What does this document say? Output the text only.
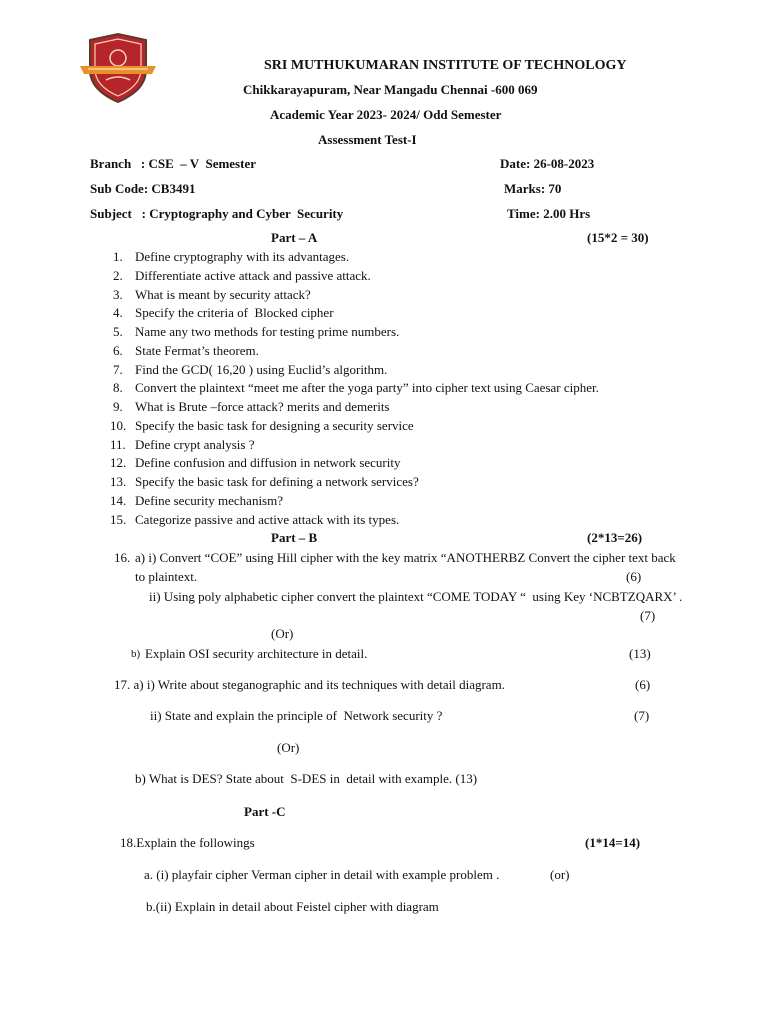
SRI MUTHUKUMARAN INSTITUTE OF TECHNOLOGY
Chikkarayapuram, Near Mangadu Chennai -600 069
Academic Year 2023- 2024/ Odd Semester
Assessment Test-I
Branch   : CSE  – V  Semester	Date: 26-08-2023
Sub Code: CB3491	Marks: 70
Subject   : Cryptography and Cyber  Security	Time: 2.00 Hrs
Part – A	(15*2 = 30)
1. Define cryptography with its advantages.
2. Differentiate active attack and passive attack.
3. What is meant by security attack?
4. Specify the criteria of  Blocked cipher
5. Name any two methods for testing prime numbers.
6. State Fermat’s theorem.
7. Find the GCD( 16,20 ) using Euclid’s algorithm.
8. Convert the plaintext “meet me after the yoga party” into cipher text using Caesar cipher.
9. What is Brute –force attack? merits and demerits
10. Specify the basic task for designing a security service
11. Define crypt analysis ?
12. Define confusion and diffusion in network security
13. Specify the basic task for defining a network services?
14. Define security mechanism?
15. Categorize passive and active attack with its types.
Part – B	(2*13=26)
16. a) i) Convert “COE” using Hill cipher with the key matrix “ANOTHERBZ Convert the cipher text back
to plaintext.	(6)
ii) Using poly alphabetic cipher convert the plaintext “COME TODAY “  using Key ‘NCBTZQARX’ .
(7)
(Or)
b) Explain OSI security architecture in detail.	(13)
17. a) i) Write about steganographic and its techniques with detail diagram.	(6)
ii) State and explain the principle of  Network security ?	(7)
(Or)
b) What is DES? State about  S-DES in  detail with example. (13)
Part -C
18.Explain the followings	(1*14=14)
a. (i) playfair cipher Verman cipher in detail with example problem .	(or)
b.(ii) Explain in detail about Feistel cipher with diagram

▶ _Work to complete_: Repeat the records word for word. Any picture in them should be left out.

▶ _Correct response_:
What does this document say? Output the text only.
SRI MUTHUKUMARAN INSTITUTE OF TECHNOLOGY
Chikkarayapuram, Near Mangadu Chennai -600 069
Academic Year 2023- 2024/ Odd Semester
Assessment Test-I
Branch   : CSE  – V  Semester	Date: 26-08-2023
Sub Code: CB3491	Marks: 70
Subject   : Cryptography and Cyber  Security	Time: 2.00 Hrs
Part – A	(15*2 = 30)
1. Define cryptography with its advantages.
2. Differentiate active attack and passive attack.
3. What is meant by security attack?
4. Specify the criteria of  Blocked cipher
5. Name any two methods for testing prime numbers.
6. State Fermat’s theorem.
7. Find the GCD( 16,20 ) using Euclid’s algorithm.
8. Convert the plaintext “meet me after the yoga party” into cipher text using Caesar cipher.
9. What is Brute –force attack? merits and demerits
10. Specify the basic task for designing a security service
11. Define crypt analysis ?
12. Define confusion and diffusion in network security
13. Specify the basic task for defining a network services?
14. Define security mechanism?
15. Categorize passive and active attack with its types.
Part – B	(2*13=26)
16. a) i) Convert “COE” using Hill cipher with the key matrix “ANOTHERBZ Convert the cipher text back
to plaintext.	(6)
ii) Using poly alphabetic cipher convert the plaintext “COME TODAY “  using Key ‘NCBTZQARX’ .
(7)
(Or)
b) Explain OSI security architecture in detail.	(13)
17. a) i) Write about steganographic and its techniques with detail diagram.	(6)
ii) State and explain the principle of  Network security ?	(7)
(Or)
b) What is DES? State about  S-DES in  detail with example. (13)
Part -C
18.Explain the followings	(1*14=14)
a. (i) playfair cipher Verman cipher in detail with example problem .	(or)
b.(ii) Explain in detail about Feistel cipher with diagram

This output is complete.